── SOURCE MATERIAL

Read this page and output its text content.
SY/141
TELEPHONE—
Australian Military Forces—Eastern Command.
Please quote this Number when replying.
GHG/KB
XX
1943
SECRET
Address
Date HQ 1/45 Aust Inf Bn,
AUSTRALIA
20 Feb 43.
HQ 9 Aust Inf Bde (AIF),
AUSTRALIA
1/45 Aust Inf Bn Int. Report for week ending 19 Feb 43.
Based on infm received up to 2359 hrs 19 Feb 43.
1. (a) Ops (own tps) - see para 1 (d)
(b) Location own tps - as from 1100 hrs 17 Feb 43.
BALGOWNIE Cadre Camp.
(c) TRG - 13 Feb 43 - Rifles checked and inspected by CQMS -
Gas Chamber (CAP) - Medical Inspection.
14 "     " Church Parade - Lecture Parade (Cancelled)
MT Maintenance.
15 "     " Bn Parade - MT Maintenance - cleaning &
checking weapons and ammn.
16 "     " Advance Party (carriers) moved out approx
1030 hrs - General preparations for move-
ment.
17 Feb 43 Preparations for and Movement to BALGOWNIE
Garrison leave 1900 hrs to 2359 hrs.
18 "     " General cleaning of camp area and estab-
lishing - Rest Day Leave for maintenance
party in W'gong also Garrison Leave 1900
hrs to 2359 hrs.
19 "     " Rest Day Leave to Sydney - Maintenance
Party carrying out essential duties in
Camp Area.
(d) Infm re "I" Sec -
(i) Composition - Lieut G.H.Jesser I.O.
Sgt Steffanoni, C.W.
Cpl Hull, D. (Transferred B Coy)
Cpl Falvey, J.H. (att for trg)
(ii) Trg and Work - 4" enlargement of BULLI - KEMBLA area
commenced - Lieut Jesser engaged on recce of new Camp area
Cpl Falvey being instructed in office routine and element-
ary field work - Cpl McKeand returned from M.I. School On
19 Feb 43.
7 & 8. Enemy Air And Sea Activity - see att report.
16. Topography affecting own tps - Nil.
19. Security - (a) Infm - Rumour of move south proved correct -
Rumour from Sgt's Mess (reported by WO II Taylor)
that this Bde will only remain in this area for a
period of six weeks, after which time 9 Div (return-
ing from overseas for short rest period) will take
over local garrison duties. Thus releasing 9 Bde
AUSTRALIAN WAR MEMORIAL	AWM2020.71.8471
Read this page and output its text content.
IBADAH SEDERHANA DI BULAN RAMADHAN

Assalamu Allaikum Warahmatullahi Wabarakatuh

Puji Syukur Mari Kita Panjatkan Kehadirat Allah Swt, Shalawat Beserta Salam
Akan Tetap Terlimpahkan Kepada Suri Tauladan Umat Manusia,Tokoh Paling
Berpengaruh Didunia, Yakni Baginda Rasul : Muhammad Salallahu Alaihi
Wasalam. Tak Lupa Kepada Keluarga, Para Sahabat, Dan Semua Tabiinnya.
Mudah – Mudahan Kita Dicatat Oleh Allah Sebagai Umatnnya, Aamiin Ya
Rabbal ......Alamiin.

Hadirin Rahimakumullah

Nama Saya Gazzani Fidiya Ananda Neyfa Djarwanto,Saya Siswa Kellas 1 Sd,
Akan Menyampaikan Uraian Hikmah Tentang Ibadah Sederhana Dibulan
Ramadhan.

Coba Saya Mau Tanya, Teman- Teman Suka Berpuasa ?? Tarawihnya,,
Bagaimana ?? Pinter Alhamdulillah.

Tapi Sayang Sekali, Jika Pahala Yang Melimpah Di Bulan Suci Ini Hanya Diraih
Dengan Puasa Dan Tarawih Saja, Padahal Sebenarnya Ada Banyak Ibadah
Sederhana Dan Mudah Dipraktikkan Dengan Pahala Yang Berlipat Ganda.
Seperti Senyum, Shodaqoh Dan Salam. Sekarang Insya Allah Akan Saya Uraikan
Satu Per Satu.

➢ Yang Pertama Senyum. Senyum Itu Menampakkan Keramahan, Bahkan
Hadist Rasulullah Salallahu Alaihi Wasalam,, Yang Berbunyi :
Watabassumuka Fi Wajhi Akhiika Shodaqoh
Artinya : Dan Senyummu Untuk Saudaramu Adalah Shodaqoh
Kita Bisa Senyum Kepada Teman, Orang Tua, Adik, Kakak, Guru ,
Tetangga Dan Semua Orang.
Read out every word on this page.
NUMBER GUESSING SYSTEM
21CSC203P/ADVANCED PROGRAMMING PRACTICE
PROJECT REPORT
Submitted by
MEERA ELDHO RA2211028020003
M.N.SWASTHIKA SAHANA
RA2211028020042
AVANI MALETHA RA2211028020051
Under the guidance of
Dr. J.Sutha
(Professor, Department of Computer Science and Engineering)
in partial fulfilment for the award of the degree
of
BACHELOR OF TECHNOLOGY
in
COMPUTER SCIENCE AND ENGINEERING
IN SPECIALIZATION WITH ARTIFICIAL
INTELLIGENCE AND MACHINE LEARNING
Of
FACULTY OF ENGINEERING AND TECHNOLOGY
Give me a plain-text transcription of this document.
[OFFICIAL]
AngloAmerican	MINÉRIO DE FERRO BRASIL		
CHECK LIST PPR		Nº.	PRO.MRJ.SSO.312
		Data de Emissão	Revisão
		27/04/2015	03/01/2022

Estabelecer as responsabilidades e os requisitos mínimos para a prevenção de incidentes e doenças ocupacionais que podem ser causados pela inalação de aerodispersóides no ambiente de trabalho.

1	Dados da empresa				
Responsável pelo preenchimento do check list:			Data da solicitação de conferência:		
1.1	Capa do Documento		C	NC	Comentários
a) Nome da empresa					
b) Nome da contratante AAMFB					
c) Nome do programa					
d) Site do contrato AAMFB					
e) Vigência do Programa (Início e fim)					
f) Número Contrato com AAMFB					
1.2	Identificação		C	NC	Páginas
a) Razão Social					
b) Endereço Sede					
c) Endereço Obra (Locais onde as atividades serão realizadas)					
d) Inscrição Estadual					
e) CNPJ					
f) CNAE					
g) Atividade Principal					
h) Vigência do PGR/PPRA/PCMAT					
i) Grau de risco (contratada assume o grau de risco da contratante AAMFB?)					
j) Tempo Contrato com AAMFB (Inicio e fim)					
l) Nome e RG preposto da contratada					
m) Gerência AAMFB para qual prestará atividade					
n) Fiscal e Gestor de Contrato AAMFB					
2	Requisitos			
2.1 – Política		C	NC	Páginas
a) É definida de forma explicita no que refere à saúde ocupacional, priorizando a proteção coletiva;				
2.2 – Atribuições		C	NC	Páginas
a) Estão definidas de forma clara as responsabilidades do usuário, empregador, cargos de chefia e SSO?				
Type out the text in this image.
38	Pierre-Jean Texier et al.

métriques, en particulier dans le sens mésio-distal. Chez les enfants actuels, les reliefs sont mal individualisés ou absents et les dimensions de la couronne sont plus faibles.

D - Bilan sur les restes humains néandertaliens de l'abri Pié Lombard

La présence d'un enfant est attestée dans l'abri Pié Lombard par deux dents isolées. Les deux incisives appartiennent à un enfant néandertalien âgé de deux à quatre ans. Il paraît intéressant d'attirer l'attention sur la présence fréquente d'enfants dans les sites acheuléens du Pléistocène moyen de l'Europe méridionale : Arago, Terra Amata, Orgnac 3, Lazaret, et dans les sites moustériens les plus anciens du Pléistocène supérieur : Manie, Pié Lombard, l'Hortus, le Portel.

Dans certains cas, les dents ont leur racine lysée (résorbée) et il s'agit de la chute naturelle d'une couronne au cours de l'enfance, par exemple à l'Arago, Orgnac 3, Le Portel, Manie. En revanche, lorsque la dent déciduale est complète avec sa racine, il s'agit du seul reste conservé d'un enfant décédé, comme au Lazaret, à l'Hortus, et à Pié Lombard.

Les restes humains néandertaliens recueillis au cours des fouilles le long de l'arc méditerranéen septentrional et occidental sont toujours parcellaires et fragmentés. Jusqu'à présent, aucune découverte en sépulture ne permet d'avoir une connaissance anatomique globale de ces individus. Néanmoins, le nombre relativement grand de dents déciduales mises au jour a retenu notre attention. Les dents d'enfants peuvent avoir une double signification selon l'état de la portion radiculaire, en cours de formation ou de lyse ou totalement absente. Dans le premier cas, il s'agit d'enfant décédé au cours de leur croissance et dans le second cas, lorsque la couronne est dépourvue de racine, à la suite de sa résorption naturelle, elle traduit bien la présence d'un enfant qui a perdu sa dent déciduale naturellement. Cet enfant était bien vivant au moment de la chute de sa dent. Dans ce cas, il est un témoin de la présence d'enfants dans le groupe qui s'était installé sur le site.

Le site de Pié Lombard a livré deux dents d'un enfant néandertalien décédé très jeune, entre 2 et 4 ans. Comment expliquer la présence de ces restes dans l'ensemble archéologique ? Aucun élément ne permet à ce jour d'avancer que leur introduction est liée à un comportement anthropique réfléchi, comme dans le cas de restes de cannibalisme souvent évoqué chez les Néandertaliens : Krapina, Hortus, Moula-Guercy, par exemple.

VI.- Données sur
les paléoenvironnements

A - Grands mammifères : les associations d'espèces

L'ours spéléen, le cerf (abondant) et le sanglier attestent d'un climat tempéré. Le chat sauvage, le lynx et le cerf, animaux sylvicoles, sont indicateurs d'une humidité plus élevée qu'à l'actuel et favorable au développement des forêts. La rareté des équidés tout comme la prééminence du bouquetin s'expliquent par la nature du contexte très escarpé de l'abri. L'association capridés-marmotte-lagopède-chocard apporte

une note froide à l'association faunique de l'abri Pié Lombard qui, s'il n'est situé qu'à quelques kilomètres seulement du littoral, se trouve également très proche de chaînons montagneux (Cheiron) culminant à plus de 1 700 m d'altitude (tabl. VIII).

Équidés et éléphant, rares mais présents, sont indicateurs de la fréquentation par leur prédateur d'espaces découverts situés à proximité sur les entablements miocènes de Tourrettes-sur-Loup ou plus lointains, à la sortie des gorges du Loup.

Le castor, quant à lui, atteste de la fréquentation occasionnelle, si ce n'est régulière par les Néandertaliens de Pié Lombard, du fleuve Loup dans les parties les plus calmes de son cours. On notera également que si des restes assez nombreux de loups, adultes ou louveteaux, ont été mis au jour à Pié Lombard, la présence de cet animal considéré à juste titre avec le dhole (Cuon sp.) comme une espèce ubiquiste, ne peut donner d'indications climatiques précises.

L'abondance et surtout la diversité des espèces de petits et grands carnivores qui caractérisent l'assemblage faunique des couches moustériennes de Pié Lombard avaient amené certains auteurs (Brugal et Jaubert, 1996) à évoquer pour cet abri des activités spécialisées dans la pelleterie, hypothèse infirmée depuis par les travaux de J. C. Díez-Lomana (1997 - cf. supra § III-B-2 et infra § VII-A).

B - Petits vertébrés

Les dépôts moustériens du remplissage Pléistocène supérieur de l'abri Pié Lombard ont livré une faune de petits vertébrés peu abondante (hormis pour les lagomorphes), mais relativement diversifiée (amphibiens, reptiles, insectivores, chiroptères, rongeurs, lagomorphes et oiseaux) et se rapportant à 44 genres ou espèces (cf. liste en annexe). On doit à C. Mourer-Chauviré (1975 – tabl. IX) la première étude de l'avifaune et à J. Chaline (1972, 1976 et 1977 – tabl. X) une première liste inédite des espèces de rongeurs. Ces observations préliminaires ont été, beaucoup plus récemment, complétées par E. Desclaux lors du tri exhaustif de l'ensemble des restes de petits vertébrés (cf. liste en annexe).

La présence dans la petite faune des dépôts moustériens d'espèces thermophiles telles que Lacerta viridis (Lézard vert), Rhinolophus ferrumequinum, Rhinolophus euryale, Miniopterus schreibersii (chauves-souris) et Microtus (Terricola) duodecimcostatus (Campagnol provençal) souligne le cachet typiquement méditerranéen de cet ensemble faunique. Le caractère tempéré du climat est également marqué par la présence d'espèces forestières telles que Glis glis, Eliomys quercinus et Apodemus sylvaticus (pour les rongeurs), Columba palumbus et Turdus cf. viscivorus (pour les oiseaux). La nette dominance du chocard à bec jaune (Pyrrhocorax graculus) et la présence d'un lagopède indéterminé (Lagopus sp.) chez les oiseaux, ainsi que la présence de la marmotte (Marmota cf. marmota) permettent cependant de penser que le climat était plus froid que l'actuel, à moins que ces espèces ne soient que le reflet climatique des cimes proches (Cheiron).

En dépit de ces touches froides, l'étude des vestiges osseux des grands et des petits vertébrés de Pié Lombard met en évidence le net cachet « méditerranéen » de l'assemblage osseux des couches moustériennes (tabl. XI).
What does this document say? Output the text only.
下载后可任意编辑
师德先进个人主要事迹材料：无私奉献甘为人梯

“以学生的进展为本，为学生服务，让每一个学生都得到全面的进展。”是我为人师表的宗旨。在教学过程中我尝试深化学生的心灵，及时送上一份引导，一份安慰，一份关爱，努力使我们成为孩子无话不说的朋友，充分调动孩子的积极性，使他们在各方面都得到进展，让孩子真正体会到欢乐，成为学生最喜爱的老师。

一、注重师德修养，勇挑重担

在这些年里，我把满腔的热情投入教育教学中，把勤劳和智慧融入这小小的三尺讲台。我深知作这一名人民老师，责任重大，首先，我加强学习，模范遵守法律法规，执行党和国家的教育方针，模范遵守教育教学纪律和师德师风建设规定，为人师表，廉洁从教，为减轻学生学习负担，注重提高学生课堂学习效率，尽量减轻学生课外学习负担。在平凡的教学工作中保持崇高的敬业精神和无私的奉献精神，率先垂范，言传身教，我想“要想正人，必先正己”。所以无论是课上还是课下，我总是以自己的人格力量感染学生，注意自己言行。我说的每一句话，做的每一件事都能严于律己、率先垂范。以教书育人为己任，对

────

Locate each line with the word "Endereço" and copy it.

TASK OUTPUT:
b) Endereço Sede					
c) Endereço Obra (Locais onde as atividades serão realizadas)					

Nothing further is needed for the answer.